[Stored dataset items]
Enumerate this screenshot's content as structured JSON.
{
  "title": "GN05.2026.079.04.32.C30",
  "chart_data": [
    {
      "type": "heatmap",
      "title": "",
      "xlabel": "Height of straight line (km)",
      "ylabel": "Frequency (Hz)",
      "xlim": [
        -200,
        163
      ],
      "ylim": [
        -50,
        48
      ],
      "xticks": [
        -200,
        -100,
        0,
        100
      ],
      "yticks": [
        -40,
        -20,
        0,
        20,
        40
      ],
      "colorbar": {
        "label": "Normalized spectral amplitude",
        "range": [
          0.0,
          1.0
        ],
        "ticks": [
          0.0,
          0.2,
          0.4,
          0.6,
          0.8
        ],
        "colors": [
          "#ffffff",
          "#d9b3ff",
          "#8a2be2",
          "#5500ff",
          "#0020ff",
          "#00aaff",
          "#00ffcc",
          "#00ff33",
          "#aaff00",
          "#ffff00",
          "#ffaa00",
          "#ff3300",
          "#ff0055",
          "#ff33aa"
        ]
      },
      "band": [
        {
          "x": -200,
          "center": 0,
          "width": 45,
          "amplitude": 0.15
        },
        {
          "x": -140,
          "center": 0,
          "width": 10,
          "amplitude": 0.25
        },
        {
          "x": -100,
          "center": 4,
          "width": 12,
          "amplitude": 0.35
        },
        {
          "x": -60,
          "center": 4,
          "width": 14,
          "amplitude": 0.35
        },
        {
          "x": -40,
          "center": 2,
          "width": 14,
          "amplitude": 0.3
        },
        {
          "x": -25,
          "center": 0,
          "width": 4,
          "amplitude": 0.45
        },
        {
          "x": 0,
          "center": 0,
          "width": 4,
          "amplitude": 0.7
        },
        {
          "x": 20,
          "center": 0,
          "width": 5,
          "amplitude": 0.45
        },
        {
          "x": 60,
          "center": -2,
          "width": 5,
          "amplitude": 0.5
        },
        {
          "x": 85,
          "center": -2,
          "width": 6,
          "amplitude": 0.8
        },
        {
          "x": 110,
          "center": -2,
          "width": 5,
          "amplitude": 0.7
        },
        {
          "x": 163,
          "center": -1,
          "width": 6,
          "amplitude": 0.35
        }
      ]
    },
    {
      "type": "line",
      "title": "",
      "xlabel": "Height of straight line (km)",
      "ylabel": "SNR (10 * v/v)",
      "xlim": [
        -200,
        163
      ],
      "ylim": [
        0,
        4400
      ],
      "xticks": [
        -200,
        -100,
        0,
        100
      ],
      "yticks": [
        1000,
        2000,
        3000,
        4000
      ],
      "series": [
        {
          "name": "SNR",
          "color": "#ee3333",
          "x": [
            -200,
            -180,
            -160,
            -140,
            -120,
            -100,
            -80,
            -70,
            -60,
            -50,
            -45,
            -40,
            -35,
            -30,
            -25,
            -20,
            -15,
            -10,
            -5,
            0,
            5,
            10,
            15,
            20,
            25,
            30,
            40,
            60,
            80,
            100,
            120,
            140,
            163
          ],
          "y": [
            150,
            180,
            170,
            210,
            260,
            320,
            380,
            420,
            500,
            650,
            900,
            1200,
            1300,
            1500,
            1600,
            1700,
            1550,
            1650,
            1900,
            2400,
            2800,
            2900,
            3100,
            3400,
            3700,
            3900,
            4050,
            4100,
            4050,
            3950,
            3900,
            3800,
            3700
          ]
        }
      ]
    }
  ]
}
---
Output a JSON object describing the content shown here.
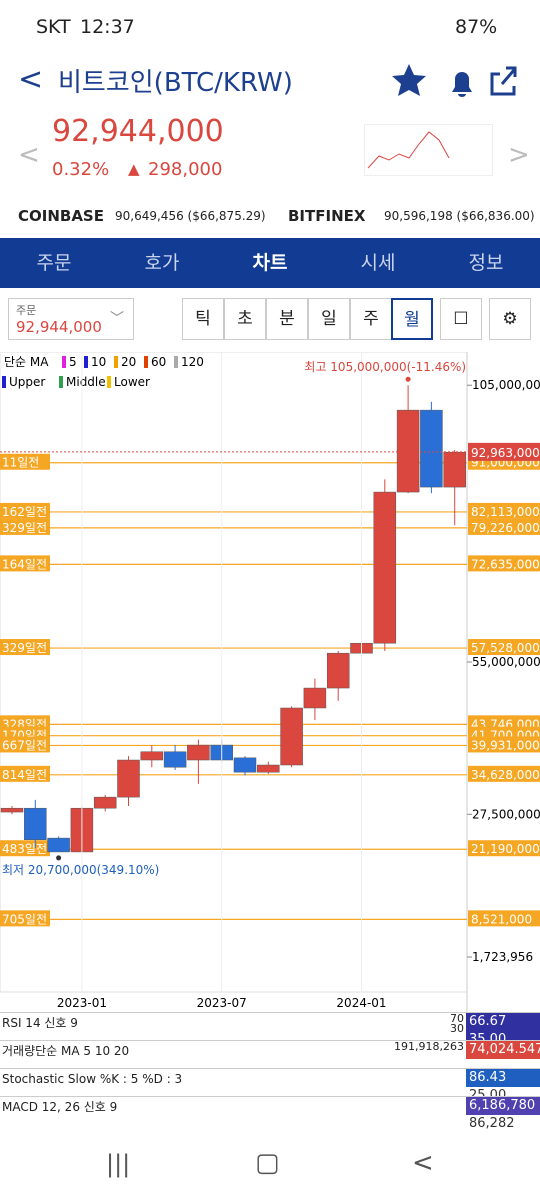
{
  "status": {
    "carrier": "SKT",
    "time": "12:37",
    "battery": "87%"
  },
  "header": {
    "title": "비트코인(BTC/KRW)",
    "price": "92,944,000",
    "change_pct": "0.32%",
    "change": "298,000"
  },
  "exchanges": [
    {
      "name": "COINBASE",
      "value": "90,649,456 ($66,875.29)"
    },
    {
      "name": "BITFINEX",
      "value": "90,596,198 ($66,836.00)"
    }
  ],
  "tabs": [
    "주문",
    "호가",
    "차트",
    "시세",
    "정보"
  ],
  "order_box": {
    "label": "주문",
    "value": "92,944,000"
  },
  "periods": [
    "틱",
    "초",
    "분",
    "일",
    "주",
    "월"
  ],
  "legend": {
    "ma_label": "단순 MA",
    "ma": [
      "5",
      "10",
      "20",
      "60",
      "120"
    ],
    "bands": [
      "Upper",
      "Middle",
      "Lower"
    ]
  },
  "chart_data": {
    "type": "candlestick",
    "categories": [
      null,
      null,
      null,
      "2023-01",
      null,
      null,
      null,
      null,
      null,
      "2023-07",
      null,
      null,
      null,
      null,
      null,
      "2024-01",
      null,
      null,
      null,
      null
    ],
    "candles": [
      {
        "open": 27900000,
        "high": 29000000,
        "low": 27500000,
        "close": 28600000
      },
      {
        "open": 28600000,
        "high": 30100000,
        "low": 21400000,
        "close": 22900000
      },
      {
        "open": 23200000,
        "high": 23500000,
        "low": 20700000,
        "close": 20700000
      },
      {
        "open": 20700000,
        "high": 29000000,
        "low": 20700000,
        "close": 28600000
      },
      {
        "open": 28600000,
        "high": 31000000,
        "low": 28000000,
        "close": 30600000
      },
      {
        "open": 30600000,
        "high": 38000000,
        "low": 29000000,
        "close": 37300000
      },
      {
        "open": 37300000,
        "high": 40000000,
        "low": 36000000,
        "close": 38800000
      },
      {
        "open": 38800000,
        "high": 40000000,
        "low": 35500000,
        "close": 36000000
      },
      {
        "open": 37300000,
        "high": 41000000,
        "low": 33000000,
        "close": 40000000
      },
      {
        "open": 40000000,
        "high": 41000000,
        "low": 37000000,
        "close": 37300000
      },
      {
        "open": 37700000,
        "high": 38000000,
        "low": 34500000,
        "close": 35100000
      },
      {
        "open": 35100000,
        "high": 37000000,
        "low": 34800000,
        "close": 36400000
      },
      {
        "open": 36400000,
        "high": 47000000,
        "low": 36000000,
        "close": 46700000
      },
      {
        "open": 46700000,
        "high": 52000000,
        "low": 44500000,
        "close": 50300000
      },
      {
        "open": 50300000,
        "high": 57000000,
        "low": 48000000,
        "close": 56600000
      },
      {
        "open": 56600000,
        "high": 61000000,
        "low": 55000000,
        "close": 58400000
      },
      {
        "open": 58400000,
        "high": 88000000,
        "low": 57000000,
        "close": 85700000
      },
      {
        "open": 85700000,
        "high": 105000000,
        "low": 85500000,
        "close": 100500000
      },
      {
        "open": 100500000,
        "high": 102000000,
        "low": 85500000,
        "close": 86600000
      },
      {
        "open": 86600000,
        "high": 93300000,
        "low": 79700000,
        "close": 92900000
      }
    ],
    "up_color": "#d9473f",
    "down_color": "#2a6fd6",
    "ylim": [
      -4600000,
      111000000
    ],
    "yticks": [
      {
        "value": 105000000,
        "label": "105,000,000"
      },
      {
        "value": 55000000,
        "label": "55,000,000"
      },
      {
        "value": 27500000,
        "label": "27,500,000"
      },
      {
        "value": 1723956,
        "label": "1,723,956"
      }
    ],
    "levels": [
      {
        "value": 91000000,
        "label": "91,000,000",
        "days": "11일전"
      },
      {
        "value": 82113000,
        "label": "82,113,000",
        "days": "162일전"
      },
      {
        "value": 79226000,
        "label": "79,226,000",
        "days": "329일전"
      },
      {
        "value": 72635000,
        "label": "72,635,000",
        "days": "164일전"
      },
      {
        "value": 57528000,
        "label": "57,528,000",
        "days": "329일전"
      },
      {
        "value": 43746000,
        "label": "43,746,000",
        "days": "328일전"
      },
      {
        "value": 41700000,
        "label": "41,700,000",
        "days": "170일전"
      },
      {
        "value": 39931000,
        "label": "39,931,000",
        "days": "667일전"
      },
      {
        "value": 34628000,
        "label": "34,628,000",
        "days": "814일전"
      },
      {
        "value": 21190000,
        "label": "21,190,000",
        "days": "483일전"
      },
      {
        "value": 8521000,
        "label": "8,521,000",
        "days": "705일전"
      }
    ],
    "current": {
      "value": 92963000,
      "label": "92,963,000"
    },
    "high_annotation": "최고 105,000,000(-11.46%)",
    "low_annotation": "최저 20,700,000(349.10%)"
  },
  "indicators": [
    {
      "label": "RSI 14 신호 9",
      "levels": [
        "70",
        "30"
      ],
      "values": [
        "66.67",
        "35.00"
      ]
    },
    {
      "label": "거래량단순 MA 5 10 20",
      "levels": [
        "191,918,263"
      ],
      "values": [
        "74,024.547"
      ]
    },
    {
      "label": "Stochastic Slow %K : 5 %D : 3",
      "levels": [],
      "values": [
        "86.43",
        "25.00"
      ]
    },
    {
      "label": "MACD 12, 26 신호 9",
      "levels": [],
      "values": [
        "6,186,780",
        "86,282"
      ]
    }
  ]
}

WORK TO DO >> Copy every line of the listing containing the string "JSON".

FINISHED EXERCISE >>
Enumerate this screenshot's content as structured JSON.
Output a JSON object describing the content shown here.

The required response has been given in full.